### Stated exercise
Leave out the pictures and repeat every record exactly.

### Exercise inputs
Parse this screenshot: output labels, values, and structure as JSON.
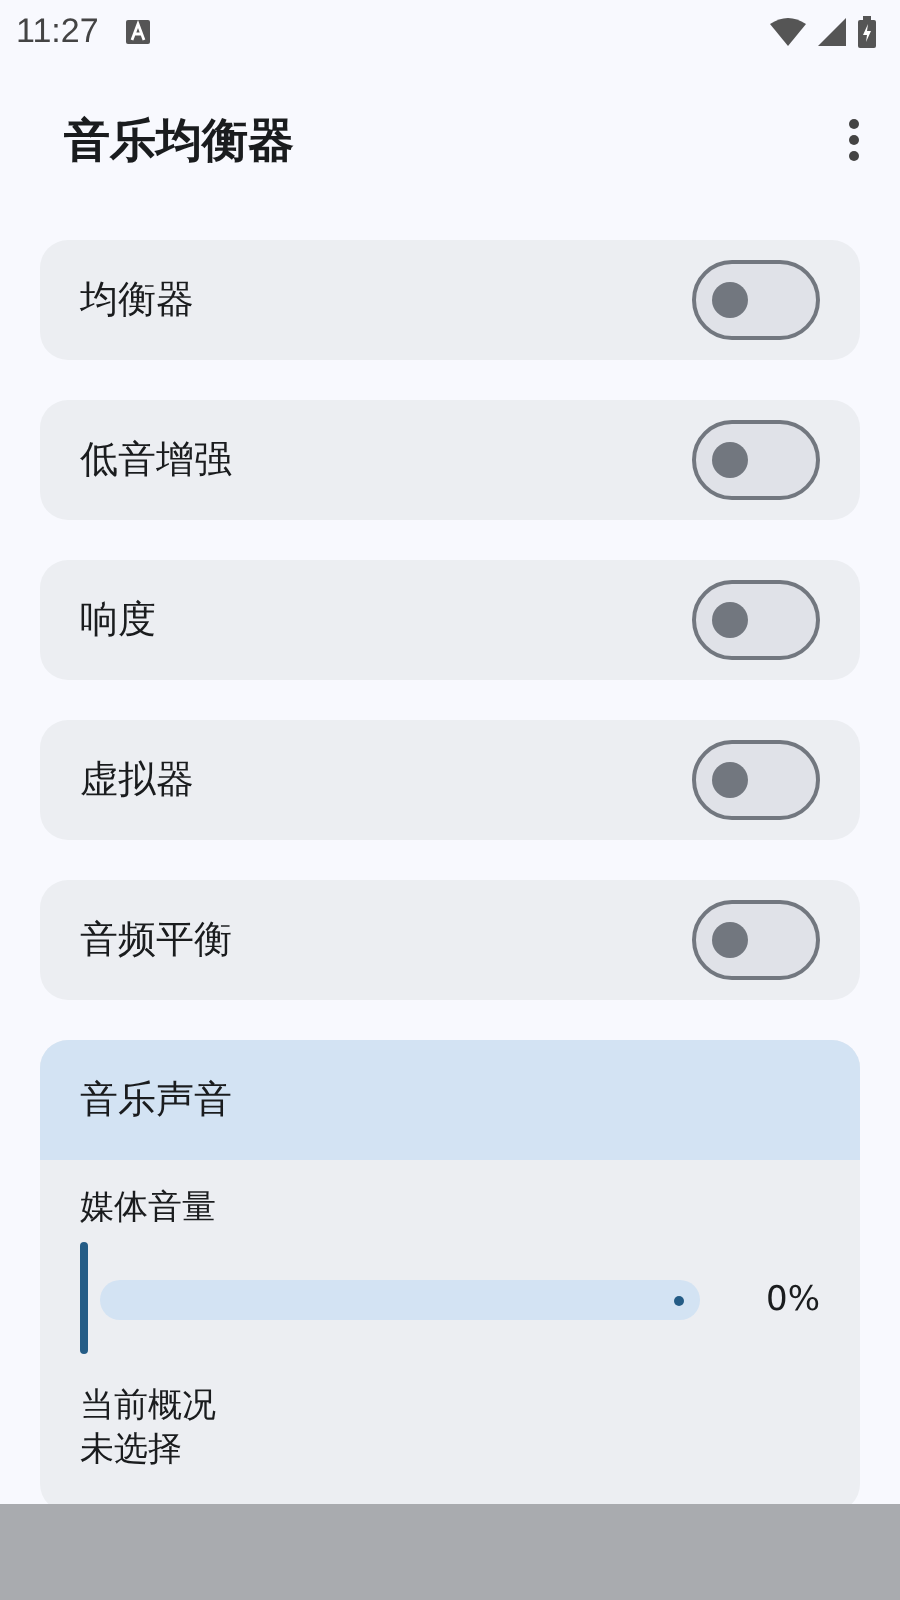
{
  "status_bar": {
    "time": "11:27"
  },
  "app_bar": {
    "title": "音乐均衡器"
  },
  "toggles": [
    {
      "label": "均衡器",
      "on": false
    },
    {
      "label": "低音增强",
      "on": false
    },
    {
      "label": "响度",
      "on": false
    },
    {
      "label": "虚拟器",
      "on": false
    },
    {
      "label": "音频平衡",
      "on": false
    }
  ],
  "section": {
    "title": "音乐声音",
    "slider": {
      "label": "媒体音量",
      "level": 0,
      "reading": "0%"
    },
    "profile": {
      "label": "当前概况",
      "value": "未选择"
    }
  }
}
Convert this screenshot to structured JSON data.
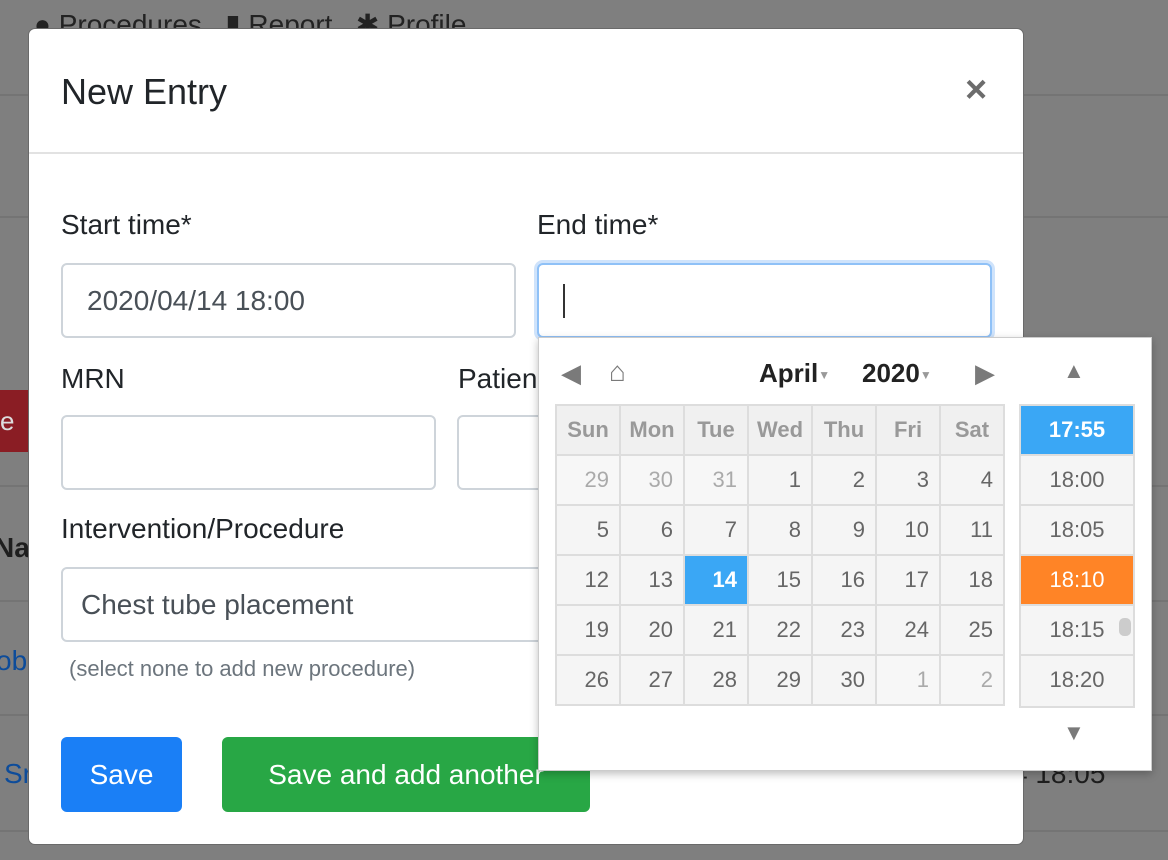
{
  "background": {
    "nav": [
      "Procedures",
      "Report",
      "Profile"
    ],
    "col_header": "Na",
    "links": [
      "ob",
      "Sr"
    ],
    "time_fragment": "4 18:05",
    "danger_fragment": "e"
  },
  "modal": {
    "title": "New Entry",
    "close": "×",
    "start_label": "Start time*",
    "start_value": "2020/04/14 18:00",
    "end_label": "End time*",
    "end_value": "",
    "mrn_label": "MRN",
    "mrn_value": "",
    "patient_label": "Patien",
    "patient_value": "",
    "procedure_label": "Intervention/Procedure",
    "procedure_value": "Chest tube placement",
    "procedure_help": "(select none to add new procedure)",
    "save": "Save",
    "save_another": "Save and add another"
  },
  "colors": {
    "primary": "#1a7ff6",
    "success": "#28a745",
    "selected": "#3aa7f5",
    "highlight": "#ff8426"
  },
  "picker": {
    "month": "April",
    "year": "2020",
    "weekdays": [
      "Sun",
      "Mon",
      "Tue",
      "Wed",
      "Thu",
      "Fri",
      "Sat"
    ],
    "weeks": [
      [
        "29",
        "30",
        "31",
        "1",
        "2",
        "3",
        "4"
      ],
      [
        "5",
        "6",
        "7",
        "8",
        "9",
        "10",
        "11"
      ],
      [
        "12",
        "13",
        "14",
        "15",
        "16",
        "17",
        "18"
      ],
      [
        "19",
        "20",
        "21",
        "22",
        "23",
        "24",
        "25"
      ],
      [
        "26",
        "27",
        "28",
        "29",
        "30",
        "1",
        "2"
      ]
    ],
    "selected_day": "14",
    "times": [
      "17:55",
      "18:00",
      "18:05",
      "18:10",
      "18:15",
      "18:20"
    ],
    "current_time": "17:55",
    "highlighted_time": "18:10"
  }
}
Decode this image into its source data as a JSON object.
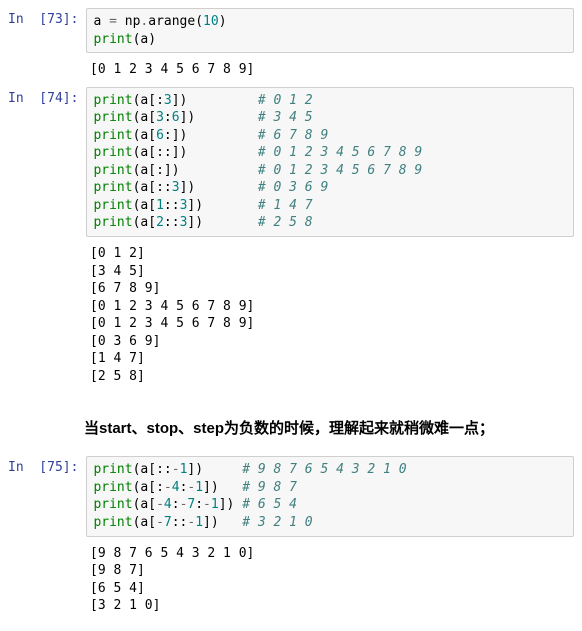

### Finished exercise
Parse this screenshot: output labels, values, and structure as JSON.
{
  "status_bar": {
    "time": "11:27"
  },
  "app_bar": {
    "title": "音乐均衡器"
  },
  "toggles": [
    {
      "label": "均衡器",
      "on": false
    },
    {
      "label": "低音增强",
      "on": false
    },
    {
      "label": "响度",
      "on": false
    },
    {
      "label": "虚拟器",
      "on": false
    },
    {
      "label": "音频平衡",
      "on": false
    }
  ],
  "section": {
    "title": "音乐声音",
    "slider": {
      "label": "媒体音量",
      "level": 0,
      "reading": "0%"
    },
    "profile": {
      "label": "当前概况",
      "value": "未选择"
    }
  }
}
Convert this screenshot to structured JSON data.
{
  "background": {
    "nav": [
      "Procedures",
      "Report",
      "Profile"
    ],
    "col_header": "Na",
    "links": [
      "ob",
      "Sr"
    ],
    "time_fragment": "4 18:05",
    "danger_fragment": "e"
  },
  "modal": {
    "title": "New Entry",
    "close": "×",
    "start_label": "Start time*",
    "start_value": "2020/04/14 18:00",
    "end_label": "End time*",
    "end_value": "",
    "mrn_label": "MRN",
    "mrn_value": "",
    "patient_label": "Patien",
    "patient_value": "",
    "procedure_label": "Intervention/Procedure",
    "procedure_value": "Chest tube placement",
    "procedure_help": "(select none to add new procedure)",
    "save": "Save",
    "save_another": "Save and add another"
  },
  "colors": {
    "primary": "#1a7ff6",
    "success": "#28a745",
    "selected": "#3aa7f5",
    "highlight": "#ff8426"
  },
  "picker": {
    "month": "April",
    "year": "2020",
    "weekdays": [
      "Sun",
      "Mon",
      "Tue",
      "Wed",
      "Thu",
      "Fri",
      "Sat"
    ],
    "weeks": [
      [
        "29",
        "30",
        "31",
        "1",
        "2",
        "3",
        "4"
      ],
      [
        "5",
        "6",
        "7",
        "8",
        "9",
        "10",
        "11"
      ],
      [
        "12",
        "13",
        "14",
        "15",
        "16",
        "17",
        "18"
      ],
      [
        "19",
        "20",
        "21",
        "22",
        "23",
        "24",
        "25"
      ],
      [
        "26",
        "27",
        "28",
        "29",
        "30",
        "1",
        "2"
      ]
    ],
    "selected_day": "14",
    "times": [
      "17:55",
      "18:00",
      "18:05",
      "18:10",
      "18:15",
      "18:20"
    ],
    "current_time": "17:55",
    "highlighted_time": "18:10"
  }
}
Decode this image into its source data as a JSON object.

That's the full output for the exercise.